Stated task: Of all the lines in the data below, how many contain "München"? Report that number alone.

## BEGIN The input

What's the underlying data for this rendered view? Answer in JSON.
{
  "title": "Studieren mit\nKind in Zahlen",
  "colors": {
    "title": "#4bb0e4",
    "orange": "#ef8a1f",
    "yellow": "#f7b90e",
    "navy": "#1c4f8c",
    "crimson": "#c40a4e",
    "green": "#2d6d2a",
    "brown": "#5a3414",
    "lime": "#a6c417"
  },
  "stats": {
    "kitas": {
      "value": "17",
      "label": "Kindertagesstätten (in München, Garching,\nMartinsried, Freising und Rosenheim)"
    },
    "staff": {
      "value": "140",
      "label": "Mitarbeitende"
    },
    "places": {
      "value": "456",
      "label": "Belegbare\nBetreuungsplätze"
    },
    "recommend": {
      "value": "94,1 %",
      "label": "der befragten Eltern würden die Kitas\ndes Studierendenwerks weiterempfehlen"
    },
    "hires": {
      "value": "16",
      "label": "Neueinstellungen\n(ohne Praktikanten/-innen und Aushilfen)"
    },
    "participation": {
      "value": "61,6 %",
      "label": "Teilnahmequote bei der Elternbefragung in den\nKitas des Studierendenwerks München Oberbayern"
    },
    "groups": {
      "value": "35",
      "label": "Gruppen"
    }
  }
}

## END The input

Reply to the exercise: 2